>> Begin
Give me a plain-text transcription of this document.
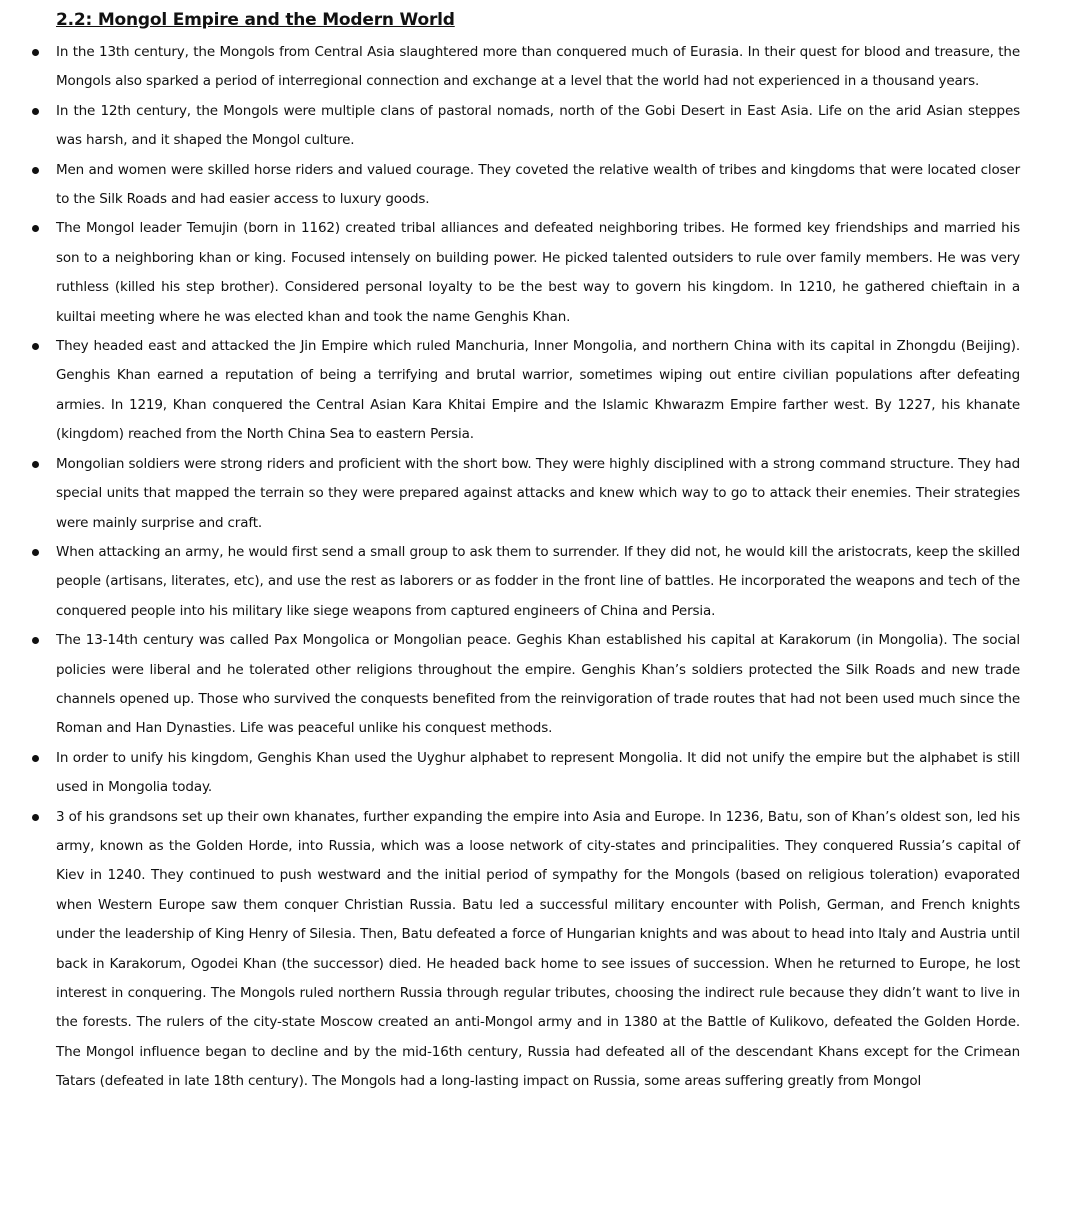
2.2: Mongol Empire and the Modern World
In the 13th century, the Mongols from Central Asia slaughtered more than conquered much of Eurasia. In their quest for blood and treasure, the Mongols also sparked a period of interregional connection and exchange at a level that the world had not experienced in a thousand years.
In the 12th century, the Mongols were multiple clans of pastoral nomads, north of the Gobi Desert in East Asia. Life on the arid Asian steppes was harsh, and it shaped the Mongol culture.
Men and women were skilled horse riders and valued courage. They coveted the relative wealth of tribes and kingdoms that were located closer to the Silk Roads and had easier access to luxury goods.
The Mongol leader Temujin (born in 1162) created tribal alliances and defeated neighboring tribes. He formed key friendships and married his son to a neighboring khan or king. Focused intensely on building power. He picked talented outsiders to rule over family members. He was very ruthless (killed his step brother). Considered personal loyalty to be the best way to govern his kingdom. In 1210, he gathered chieftain in a kuiltai meeting where he was elected khan and took the name Genghis Khan.
They headed east and attacked the Jin Empire which ruled Manchuria, Inner Mongolia, and northern China with its capital in Zhongdu (Beijing). Genghis Khan earned a reputation of being a terrifying and brutal warrior, sometimes wiping out entire civilian populations after defeating armies. In 1219, Khan conquered the Central Asian Kara Khitai Empire and the Islamic Khwarazm Empire farther west. By 1227, his khanate (kingdom) reached from the North China Sea to eastern Persia.
Mongolian soldiers were strong riders and proficient with the short bow. They were highly disciplined with a strong command structure. They had special units that mapped the terrain so they were prepared against attacks and knew which way to go to attack their enemies. Their strategies were mainly surprise and craft.
When attacking an army, he would first send a small group to ask them to surrender. If they did not, he would kill the aristocrats, keep the skilled people (artisans, literates, etc), and use the rest as laborers or as fodder in the front line of battles. He incorporated the weapons and tech of the conquered people into his military like siege weapons from captured engineers of China and Persia.
The 13-14th century was called Pax Mongolica or Mongolian peace. Geghis Khan established his capital at Karakorum (in Mongolia). The social policies were liberal and he tolerated other religions throughout the empire. Genghis Khan’s soldiers protected the Silk Roads and new trade channels opened up. Those who survived the conquests benefited from the reinvigoration of trade routes that had not been used much since the Roman and Han Dynasties. Life was peaceful unlike his conquest methods.
In order to unify his kingdom, Genghis Khan used the Uyghur alphabet to represent Mongolia. It did not unify the empire but the alphabet is still used in Mongolia today.
3 of his grandsons set up their own khanates, further expanding the empire into Asia and Europe. In 1236, Batu, son of Khan’s oldest son, led his army, known as the Golden Horde, into Russia, which was a loose network of city-states and principalities. They conquered Russia’s capital of Kiev in 1240. They continued to push westward and the initial period of sympathy for the Mongols (based on religious toleration) evaporated when Western Europe saw them conquer Christian Russia. Batu led a successful military encounter with Polish, German, and French knights under the leadership of King Henry of Silesia. Then, Batu defeated a force of Hungarian knights and was about to head into Italy and Austria until back in Karakorum, Ogodei Khan (the successor) died. He headed back home to see issues of succession. When he returned to Europe, he lost interest in conquering. The Mongols ruled northern Russia through regular tributes, choosing the indirect rule because they didn’t want to live in the forests. The rulers of the city-state Moscow created an anti-Mongol army and in 1380 at the Battle of Kulikovo, defeated the Golden Horde. The Mongol influence began to decline and by the mid-16th century, Russia had defeated all of the descendant Khans except for the Crimean Tatars (defeated in late 18th century). The Mongols had a long-lasting impact on Russia, some areas suffering greatly from Mongol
>> End
Brief:
Copy out each line exactly, without the pictures.

Output for this exercise:
Give me a plain-text transcription of this document.
2.2: Mongol Empire and the Modern World
In the 13th century, the Mongols from Central Asia slaughtered more than conquered much of Eurasia. In their quest for blood and treasure, the Mongols also sparked a period of interregional connection and exchange at a level that the world had not experienced in a thousand years.
In the 12th century, the Mongols were multiple clans of pastoral nomads, north of the Gobi Desert in East Asia. Life on the arid Asian steppes was harsh, and it shaped the Mongol culture.
Men and women were skilled horse riders and valued courage. They coveted the relative wealth of tribes and kingdoms that were located closer to the Silk Roads and had easier access to luxury goods.
The Mongol leader Temujin (born in 1162) created tribal alliances and defeated neighboring tribes. He formed key friendships and married his son to a neighboring khan or king. Focused intensely on building power. He picked talented outsiders to rule over family members. He was very ruthless (killed his step brother). Considered personal loyalty to be the best way to govern his kingdom. In 1210, he gathered chieftain in a kuiltai meeting where he was elected khan and took the name Genghis Khan.
They headed east and attacked the Jin Empire which ruled Manchuria, Inner Mongolia, and northern China with its capital in Zhongdu (Beijing). Genghis Khan earned a reputation of being a terrifying and brutal warrior, sometimes wiping out entire civilian populations after defeating armies. In 1219, Khan conquered the Central Asian Kara Khitai Empire and the Islamic Khwarazm Empire farther west. By 1227, his khanate (kingdom) reached from the North China Sea to eastern Persia.
Mongolian soldiers were strong riders and proficient with the short bow. They were highly disciplined with a strong command structure. They had special units that mapped the terrain so they were prepared against attacks and knew which way to go to attack their enemies. Their strategies were mainly surprise and craft.
When attacking an army, he would first send a small group to ask them to surrender. If they did not, he would kill the aristocrats, keep the skilled people (artisans, literates, etc), and use the rest as laborers or as fodder in the front line of battles. He incorporated the weapons and tech of the conquered people into his military like siege weapons from captured engineers of China and Persia.
The 13-14th century was called Pax Mongolica or Mongolian peace. Geghis Khan established his capital at Karakorum (in Mongolia). The social policies were liberal and he tolerated other religions throughout the empire. Genghis Khan’s soldiers protected the Silk Roads and new trade channels opened up. Those who survived the conquests benefited from the reinvigoration of trade routes that had not been used much since the Roman and Han Dynasties. Life was peaceful unlike his conquest methods.
In order to unify his kingdom, Genghis Khan used the Uyghur alphabet to represent Mongolia. It did not unify the empire but the alphabet is still used in Mongolia today.
3 of his grandsons set up their own khanates, further expanding the empire into Asia and Europe. In 1236, Batu, son of Khan’s oldest son, led his army, known as the Golden Horde, into Russia, which was a loose network of city-states and principalities. They conquered Russia’s capital of Kiev in 1240. They continued to push westward and the initial period of sympathy for the Mongols (based on religious toleration) evaporated when Western Europe saw them conquer Christian Russia. Batu led a successful military encounter with Polish, German, and French knights under the leadership of King Henry of Silesia. Then, Batu defeated a force of Hungarian knights and was about to head into Italy and Austria until back in Karakorum, Ogodei Khan (the successor) died. He headed back home to see issues of succession. When he returned to Europe, he lost interest in conquering. The Mongols ruled northern Russia through regular tributes, choosing the indirect rule because they didn’t want to live in the forests. The rulers of the city-state Moscow created an anti-Mongol army and in 1380 at the Battle of Kulikovo, defeated the Golden Horde. The Mongol influence began to decline and by the mid-16th century, Russia had defeated all of the descendant Khans except for the Crimean Tatars (defeated in late 18th century). The Mongols had a long-lasting impact on Russia, some areas suffering greatly from Mongol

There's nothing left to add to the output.